■ **What to work on**
Return the listing below unchanged, minus its pictures.

+++

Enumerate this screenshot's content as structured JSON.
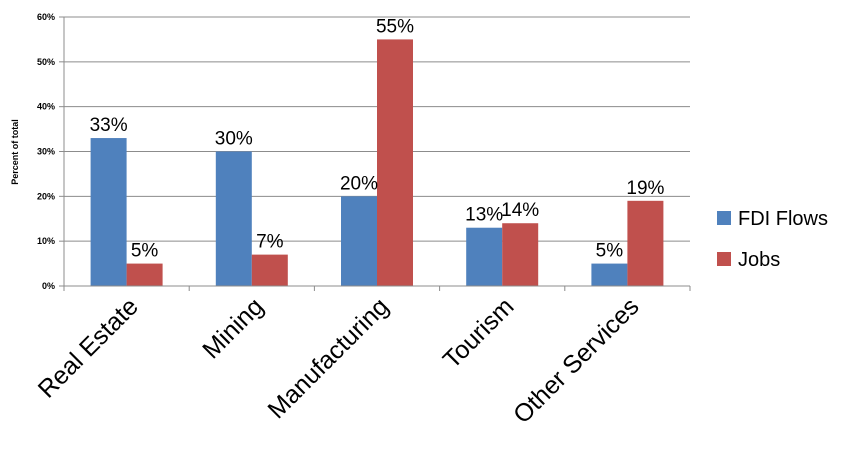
{
  "chart_data": {
    "type": "bar",
    "categories": [
      "Real Estate",
      "Mining",
      "Manufacturing",
      "Tourism",
      "Other Services"
    ],
    "series": [
      {
        "name": "FDI Flows",
        "values": [
          33,
          30,
          20,
          13,
          5
        ],
        "color": "#4f81bd"
      },
      {
        "name": "Jobs",
        "values": [
          5,
          7,
          55,
          14,
          19
        ],
        "color": "#c0504d"
      }
    ],
    "ylabel": "Percent of total",
    "ylim": [
      0,
      60
    ],
    "yticks": [
      "0%",
      "10%",
      "20%",
      "30%",
      "40%",
      "50%",
      "60%"
    ],
    "data_labels": [
      [
        "33%",
        "30%",
        "20%",
        "13%",
        "5%"
      ],
      [
        "5%",
        "7%",
        "55%",
        "14%",
        "19%"
      ]
    ],
    "grid": true,
    "legend_position": "right"
  }
}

+++

■ **Response to the task**
Enumerate this screenshot's content as structured JSON.
{
  "chart_data": {
    "type": "bar",
    "categories": [
      "Real Estate",
      "Mining",
      "Manufacturing",
      "Tourism",
      "Other Services"
    ],
    "series": [
      {
        "name": "FDI Flows",
        "values": [
          33,
          30,
          20,
          13,
          5
        ],
        "color": "#4f81bd"
      },
      {
        "name": "Jobs",
        "values": [
          5,
          7,
          55,
          14,
          19
        ],
        "color": "#c0504d"
      }
    ],
    "ylabel": "Percent of total",
    "ylim": [
      0,
      60
    ],
    "yticks": [
      "0%",
      "10%",
      "20%",
      "30%",
      "40%",
      "50%",
      "60%"
    ],
    "data_labels": [
      [
        "33%",
        "30%",
        "20%",
        "13%",
        "5%"
      ],
      [
        "5%",
        "7%",
        "55%",
        "14%",
        "19%"
      ]
    ],
    "grid": true,
    "legend_position": "right"
  }
}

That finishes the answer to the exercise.